To do - Using the records below, locate all lines containing "their" and return them.

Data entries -

+ + + +

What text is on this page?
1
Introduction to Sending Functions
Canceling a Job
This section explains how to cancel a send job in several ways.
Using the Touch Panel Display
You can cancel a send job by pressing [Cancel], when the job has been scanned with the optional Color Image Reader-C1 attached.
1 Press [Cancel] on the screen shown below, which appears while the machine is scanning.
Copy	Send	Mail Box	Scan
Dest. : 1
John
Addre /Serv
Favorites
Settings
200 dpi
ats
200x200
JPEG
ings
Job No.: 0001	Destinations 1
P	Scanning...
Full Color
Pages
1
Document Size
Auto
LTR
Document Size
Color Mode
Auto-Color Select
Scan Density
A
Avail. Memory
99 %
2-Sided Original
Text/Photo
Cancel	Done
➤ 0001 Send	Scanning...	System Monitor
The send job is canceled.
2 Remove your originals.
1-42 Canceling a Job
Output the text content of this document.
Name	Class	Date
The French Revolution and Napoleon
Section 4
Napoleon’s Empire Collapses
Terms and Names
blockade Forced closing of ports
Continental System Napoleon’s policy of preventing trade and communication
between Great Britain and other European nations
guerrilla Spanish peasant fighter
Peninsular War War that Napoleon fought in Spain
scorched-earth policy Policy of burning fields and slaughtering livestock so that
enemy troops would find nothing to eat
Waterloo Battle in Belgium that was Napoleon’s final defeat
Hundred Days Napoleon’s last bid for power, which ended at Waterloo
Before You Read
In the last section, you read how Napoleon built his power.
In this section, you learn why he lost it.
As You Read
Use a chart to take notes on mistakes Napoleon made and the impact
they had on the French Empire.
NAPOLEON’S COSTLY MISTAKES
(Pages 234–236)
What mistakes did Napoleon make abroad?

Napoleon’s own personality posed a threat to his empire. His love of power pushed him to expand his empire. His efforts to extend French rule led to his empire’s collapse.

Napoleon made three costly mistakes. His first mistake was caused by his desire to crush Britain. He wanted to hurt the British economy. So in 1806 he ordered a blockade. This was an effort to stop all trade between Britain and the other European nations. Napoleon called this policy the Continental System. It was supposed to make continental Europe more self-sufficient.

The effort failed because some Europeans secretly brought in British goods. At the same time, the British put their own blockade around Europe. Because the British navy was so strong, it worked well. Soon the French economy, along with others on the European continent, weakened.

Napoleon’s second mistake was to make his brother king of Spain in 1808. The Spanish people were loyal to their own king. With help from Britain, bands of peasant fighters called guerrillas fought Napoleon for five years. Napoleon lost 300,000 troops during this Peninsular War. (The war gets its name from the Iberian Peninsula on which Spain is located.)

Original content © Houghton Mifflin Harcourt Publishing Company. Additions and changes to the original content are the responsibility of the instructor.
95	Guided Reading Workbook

+ + + +

Solution for this task -
The effort failed because some Europeans secretly brought in British goods. At the same time, the British put their own blockade around Europe. Because the British navy was so strong, it worked well. Soon the French economy, along with others on the European continent, weakened.
Napoleon’s second mistake was to make his brother king of Spain in 1808. The Spanish people were loyal to their own king. With help from Britain, bands of peasant fighters called guerrillas fought Napoleon for five years. Napoleon lost 300,000 troops during this Peninsular War. (The war gets its name from the Iberian Peninsula on which Spain is located.)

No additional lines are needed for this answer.